(Problem to work on)
Extract and list every line that contains the word "إجمالي".

(Given data)
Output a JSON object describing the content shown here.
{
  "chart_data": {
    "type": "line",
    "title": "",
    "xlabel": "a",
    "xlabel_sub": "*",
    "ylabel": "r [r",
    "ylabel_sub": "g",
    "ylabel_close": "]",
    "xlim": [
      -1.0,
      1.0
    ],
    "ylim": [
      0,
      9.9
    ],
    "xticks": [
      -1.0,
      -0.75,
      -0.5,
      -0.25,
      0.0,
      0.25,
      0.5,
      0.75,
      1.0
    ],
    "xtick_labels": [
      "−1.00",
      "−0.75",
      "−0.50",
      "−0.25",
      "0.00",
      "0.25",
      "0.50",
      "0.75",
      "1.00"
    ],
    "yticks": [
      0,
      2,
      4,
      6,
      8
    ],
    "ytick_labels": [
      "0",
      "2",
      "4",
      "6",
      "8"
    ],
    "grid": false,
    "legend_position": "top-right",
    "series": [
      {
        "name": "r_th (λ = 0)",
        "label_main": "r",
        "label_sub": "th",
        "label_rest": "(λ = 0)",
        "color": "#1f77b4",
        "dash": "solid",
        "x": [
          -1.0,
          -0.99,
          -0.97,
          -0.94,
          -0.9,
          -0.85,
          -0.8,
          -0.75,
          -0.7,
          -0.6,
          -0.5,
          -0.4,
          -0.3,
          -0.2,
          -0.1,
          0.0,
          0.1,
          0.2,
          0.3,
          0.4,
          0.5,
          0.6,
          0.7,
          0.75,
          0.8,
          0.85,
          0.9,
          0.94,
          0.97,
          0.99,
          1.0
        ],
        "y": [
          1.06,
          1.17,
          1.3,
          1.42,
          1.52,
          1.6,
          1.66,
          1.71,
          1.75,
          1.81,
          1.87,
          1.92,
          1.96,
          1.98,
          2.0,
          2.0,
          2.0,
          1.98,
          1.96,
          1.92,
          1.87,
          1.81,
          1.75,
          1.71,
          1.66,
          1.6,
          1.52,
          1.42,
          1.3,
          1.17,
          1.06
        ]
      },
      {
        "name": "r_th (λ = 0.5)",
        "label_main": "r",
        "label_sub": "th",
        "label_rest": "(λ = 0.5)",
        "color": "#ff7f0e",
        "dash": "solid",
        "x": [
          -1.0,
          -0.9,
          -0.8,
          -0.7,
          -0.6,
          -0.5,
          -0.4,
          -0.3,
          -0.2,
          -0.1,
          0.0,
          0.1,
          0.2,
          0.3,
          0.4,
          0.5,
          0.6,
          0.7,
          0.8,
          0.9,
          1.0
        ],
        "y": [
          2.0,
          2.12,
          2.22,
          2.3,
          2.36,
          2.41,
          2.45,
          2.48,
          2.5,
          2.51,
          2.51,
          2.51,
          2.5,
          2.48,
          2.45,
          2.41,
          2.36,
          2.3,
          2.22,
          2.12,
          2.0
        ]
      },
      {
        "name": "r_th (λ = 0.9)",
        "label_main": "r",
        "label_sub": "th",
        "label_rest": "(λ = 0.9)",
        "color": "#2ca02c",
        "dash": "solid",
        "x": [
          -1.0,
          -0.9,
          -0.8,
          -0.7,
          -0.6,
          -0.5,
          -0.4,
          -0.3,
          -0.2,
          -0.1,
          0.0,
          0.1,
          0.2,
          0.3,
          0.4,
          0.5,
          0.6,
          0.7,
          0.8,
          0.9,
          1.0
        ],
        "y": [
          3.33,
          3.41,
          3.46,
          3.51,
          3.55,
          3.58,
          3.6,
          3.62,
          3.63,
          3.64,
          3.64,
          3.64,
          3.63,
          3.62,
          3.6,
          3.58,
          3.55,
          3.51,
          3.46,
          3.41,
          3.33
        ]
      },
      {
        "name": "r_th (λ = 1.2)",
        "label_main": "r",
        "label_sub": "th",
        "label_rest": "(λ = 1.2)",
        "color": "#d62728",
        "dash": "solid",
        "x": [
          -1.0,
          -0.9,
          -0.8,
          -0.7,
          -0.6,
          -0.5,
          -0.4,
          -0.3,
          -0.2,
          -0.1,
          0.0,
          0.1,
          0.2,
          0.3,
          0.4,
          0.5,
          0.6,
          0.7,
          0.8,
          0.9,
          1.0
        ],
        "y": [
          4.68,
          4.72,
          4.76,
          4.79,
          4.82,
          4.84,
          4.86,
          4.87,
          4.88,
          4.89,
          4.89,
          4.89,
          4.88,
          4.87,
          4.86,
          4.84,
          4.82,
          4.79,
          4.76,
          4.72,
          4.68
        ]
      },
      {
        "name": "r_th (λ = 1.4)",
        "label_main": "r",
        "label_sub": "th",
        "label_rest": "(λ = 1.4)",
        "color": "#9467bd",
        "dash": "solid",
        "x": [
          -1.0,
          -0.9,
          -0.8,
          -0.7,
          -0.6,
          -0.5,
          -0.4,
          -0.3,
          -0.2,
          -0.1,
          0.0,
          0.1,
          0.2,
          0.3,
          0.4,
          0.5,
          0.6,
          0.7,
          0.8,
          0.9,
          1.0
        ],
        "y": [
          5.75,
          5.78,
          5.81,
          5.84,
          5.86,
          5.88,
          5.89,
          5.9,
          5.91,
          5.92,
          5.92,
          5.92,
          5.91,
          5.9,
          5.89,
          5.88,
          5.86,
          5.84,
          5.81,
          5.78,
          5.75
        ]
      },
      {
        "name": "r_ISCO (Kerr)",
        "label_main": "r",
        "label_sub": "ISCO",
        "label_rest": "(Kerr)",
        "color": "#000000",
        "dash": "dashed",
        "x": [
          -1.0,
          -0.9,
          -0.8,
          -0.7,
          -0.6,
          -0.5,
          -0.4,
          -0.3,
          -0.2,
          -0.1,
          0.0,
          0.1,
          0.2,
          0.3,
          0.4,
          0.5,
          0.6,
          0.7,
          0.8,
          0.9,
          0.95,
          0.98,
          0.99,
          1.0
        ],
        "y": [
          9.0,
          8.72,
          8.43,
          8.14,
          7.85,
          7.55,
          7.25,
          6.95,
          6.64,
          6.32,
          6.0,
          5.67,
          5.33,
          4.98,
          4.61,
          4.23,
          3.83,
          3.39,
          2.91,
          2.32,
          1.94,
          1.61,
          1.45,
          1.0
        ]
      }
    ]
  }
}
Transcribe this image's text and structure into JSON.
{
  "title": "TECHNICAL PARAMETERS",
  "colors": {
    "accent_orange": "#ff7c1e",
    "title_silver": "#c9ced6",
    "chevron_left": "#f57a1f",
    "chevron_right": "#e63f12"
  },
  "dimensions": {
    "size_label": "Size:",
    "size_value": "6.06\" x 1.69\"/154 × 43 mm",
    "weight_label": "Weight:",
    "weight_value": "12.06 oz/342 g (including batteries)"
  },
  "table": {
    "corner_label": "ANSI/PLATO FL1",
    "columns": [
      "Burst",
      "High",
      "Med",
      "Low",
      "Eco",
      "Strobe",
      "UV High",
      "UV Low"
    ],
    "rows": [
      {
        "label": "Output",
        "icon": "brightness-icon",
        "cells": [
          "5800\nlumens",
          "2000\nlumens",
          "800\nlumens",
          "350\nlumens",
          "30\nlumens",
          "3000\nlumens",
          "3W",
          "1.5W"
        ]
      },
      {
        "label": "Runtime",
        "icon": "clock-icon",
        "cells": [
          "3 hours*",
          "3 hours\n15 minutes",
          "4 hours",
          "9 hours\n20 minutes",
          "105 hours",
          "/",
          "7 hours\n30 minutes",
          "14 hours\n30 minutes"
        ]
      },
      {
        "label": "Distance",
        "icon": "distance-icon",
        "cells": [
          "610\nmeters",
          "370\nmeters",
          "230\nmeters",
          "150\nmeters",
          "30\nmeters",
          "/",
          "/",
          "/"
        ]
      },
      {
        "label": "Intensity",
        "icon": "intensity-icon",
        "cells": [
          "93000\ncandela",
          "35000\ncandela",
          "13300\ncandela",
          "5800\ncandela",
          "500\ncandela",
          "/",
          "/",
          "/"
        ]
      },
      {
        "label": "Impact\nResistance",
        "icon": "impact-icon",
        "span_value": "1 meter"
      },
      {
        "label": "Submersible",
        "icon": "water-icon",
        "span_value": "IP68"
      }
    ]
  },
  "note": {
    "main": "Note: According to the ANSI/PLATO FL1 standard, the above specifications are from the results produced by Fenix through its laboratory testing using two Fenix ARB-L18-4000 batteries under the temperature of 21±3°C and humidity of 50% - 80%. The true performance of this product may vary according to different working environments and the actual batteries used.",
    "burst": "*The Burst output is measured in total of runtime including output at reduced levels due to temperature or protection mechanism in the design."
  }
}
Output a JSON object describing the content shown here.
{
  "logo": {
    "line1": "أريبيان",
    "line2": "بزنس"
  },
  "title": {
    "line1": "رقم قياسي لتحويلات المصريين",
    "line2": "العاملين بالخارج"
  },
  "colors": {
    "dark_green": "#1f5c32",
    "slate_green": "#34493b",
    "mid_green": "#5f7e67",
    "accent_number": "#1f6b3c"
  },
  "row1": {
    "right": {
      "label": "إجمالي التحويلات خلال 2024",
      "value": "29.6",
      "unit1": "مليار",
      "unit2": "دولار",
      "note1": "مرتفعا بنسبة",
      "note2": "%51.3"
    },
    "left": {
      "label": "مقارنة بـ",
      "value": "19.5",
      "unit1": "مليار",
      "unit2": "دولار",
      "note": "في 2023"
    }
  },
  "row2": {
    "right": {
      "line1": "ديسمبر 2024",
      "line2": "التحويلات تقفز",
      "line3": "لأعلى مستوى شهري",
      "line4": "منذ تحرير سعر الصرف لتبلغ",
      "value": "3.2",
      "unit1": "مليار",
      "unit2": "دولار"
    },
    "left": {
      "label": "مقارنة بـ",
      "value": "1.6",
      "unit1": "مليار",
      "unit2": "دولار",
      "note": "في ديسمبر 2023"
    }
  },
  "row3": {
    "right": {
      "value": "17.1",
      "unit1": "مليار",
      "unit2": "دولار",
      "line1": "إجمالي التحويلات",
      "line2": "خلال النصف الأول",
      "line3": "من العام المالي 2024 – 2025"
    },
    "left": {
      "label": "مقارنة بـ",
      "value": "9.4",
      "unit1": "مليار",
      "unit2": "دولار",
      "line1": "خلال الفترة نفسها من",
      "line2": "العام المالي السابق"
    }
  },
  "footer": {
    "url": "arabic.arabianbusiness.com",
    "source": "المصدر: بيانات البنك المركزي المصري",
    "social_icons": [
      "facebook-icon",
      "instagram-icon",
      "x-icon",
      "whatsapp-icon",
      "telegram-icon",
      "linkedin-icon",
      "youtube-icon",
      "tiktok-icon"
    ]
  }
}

(Completed task)
      "label": "إجمالي التحويلات خلال 2024",
      "line1": "إجمالي التحويلات",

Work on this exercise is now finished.